> **Exercise details**: For each line of the data below that holds "name", copy the line.

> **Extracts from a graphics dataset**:
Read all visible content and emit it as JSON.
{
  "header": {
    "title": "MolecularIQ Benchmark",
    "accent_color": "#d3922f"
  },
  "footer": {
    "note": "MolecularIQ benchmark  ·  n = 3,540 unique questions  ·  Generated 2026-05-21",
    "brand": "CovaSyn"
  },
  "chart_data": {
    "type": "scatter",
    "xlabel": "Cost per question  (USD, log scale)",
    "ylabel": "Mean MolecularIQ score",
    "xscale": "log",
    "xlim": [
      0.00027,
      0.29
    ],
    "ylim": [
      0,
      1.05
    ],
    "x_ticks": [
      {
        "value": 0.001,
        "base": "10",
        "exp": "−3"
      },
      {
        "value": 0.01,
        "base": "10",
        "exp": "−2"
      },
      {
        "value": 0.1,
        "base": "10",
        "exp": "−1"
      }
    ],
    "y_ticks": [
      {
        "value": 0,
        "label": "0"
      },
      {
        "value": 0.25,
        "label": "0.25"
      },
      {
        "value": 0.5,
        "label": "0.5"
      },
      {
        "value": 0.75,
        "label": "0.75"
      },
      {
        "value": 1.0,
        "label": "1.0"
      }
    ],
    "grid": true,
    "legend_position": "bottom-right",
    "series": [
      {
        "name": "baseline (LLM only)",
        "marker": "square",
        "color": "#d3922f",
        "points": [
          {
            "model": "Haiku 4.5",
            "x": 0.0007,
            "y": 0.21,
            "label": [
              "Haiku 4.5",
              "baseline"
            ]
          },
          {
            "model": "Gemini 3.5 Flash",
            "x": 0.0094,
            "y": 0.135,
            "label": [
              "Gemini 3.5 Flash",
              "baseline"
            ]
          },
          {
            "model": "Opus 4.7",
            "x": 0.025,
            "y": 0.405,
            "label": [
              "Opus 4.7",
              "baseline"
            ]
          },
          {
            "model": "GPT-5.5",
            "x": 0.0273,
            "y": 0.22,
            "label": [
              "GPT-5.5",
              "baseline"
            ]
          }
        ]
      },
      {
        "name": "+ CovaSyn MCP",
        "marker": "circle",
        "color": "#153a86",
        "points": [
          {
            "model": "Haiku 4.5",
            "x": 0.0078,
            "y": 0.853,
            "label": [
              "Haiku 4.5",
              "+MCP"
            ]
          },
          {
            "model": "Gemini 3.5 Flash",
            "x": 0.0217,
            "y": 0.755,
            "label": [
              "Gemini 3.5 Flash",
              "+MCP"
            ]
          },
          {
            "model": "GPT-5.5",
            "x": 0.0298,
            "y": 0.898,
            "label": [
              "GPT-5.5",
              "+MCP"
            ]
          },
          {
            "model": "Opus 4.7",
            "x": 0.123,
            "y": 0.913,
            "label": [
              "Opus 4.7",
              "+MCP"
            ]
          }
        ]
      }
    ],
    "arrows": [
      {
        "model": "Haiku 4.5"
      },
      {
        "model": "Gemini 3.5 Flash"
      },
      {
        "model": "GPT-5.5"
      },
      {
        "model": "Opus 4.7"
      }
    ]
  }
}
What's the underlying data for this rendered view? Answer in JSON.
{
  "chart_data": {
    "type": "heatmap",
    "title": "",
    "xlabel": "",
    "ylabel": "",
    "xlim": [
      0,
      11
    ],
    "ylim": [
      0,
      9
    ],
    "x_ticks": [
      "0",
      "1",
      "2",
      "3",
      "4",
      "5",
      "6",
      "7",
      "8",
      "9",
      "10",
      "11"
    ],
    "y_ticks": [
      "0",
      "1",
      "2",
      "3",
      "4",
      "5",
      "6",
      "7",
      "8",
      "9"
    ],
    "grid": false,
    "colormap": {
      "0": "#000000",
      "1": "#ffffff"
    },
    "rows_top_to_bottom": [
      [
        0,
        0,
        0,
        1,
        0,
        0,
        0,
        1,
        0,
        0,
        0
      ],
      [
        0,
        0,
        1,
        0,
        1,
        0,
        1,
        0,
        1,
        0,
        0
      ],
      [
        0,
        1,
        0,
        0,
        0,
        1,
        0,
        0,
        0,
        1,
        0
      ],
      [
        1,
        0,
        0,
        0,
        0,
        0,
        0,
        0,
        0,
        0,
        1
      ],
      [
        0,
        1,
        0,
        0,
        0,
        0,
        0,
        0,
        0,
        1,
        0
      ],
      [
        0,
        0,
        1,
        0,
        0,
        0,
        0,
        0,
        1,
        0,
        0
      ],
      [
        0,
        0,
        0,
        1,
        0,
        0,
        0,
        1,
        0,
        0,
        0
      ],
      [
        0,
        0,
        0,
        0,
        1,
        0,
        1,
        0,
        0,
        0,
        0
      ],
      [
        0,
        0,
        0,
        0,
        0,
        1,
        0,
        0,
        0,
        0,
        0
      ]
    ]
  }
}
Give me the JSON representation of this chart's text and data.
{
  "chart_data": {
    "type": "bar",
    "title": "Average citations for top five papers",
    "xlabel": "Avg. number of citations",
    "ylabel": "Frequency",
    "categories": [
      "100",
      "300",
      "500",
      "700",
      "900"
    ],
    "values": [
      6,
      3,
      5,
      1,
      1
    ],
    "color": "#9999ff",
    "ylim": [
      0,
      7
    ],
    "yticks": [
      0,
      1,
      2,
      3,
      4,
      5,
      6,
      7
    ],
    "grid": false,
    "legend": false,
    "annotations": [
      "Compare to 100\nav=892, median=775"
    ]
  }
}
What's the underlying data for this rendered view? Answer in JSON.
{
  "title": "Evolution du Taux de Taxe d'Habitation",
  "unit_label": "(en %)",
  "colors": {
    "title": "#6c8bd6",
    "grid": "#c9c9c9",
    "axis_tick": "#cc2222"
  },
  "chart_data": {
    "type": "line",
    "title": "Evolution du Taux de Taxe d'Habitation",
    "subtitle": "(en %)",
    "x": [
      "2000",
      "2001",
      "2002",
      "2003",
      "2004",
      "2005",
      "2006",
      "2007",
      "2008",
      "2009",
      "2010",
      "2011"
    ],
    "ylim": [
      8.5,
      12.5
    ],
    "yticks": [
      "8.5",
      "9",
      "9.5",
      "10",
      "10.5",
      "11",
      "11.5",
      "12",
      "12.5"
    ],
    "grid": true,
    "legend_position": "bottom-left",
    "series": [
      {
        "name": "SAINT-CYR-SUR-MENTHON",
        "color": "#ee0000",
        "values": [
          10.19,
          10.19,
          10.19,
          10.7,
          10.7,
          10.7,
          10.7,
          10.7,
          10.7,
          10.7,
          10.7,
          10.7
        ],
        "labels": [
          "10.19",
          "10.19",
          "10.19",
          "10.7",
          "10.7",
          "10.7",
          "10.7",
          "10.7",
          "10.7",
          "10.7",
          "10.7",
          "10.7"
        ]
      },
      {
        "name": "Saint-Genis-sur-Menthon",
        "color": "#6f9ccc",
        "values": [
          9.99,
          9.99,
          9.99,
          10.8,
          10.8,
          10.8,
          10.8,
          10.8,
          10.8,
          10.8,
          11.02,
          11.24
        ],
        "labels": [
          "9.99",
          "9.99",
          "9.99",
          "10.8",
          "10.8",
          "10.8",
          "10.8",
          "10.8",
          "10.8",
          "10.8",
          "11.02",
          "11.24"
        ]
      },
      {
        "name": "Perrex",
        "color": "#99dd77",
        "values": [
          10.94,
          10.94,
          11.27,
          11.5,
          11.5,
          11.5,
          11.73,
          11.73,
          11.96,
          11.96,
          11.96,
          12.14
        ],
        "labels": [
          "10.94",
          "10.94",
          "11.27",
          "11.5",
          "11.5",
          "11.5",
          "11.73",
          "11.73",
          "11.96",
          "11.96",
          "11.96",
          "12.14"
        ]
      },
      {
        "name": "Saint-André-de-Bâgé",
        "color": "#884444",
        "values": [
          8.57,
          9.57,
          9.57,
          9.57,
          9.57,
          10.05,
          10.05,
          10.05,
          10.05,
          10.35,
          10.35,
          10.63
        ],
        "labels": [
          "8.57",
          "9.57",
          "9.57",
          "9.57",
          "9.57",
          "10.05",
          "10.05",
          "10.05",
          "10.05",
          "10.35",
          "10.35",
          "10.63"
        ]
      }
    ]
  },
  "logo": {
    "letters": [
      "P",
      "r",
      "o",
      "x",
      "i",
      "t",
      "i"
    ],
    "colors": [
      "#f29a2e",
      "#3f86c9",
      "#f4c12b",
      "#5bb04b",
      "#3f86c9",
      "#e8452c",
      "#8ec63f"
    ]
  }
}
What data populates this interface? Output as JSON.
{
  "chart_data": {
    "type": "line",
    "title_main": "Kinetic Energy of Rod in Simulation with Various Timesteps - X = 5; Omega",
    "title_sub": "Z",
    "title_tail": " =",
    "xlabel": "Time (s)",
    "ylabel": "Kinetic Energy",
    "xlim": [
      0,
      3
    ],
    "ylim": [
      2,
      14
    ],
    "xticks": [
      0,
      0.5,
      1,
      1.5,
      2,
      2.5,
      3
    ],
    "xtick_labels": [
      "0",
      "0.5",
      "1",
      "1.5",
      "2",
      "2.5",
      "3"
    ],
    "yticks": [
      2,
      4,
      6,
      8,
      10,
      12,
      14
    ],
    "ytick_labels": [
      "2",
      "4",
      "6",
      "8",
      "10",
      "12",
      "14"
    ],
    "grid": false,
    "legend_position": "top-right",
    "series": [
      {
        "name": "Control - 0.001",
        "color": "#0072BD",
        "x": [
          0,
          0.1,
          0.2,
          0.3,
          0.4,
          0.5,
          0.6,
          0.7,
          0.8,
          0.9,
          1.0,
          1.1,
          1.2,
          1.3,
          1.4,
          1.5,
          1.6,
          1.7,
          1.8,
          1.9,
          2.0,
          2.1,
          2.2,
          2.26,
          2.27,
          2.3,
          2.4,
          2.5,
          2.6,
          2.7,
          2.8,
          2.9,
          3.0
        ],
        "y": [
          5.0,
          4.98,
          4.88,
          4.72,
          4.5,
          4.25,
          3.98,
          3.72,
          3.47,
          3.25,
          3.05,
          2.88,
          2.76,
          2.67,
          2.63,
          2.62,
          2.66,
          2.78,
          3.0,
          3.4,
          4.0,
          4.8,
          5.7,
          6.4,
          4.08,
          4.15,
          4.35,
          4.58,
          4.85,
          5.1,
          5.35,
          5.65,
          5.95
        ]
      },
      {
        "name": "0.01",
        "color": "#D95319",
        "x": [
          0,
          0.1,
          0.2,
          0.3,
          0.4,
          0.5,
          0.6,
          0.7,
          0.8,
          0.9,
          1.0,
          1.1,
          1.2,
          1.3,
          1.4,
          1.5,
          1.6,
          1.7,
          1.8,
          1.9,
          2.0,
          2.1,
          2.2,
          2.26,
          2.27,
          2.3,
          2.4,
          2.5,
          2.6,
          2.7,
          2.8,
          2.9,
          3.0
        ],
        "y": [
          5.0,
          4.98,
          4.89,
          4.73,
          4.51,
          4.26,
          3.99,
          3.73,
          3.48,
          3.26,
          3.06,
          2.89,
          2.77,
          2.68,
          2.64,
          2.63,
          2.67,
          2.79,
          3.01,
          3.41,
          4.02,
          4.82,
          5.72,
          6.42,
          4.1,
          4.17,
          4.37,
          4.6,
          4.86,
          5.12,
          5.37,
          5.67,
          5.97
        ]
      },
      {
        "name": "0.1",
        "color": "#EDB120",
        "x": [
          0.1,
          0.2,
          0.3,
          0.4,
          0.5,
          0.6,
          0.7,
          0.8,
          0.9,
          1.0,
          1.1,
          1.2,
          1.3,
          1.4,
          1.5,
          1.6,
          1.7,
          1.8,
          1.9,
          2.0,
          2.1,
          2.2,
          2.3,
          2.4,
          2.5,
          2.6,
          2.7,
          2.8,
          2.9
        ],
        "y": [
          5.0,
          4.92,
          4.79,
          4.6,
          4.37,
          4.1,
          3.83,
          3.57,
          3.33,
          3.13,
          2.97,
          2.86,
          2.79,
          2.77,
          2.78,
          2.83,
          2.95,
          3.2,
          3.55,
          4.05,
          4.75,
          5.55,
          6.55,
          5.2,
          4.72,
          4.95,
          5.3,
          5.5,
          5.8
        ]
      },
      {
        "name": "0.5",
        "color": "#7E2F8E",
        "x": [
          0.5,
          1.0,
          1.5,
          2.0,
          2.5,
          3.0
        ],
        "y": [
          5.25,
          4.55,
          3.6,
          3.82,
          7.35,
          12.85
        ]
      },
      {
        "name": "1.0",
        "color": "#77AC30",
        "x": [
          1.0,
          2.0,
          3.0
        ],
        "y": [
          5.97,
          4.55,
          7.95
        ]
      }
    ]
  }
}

> **Exercise output**:
        "name": "baseline (LLM only)",
        "name": "+ CovaSyn MCP",
        "name": "SAINT-CYR-SUR-MENTHON",
        "name": "Saint-Genis-sur-Menthon",
        "name": "Perrex",
        "name": "Saint-André-de-Bâgé",
        "name": "Control - 0.001",
        "name": "0.01",
        "name": "0.1",
        "name": "0.5",
        "name": "1.0",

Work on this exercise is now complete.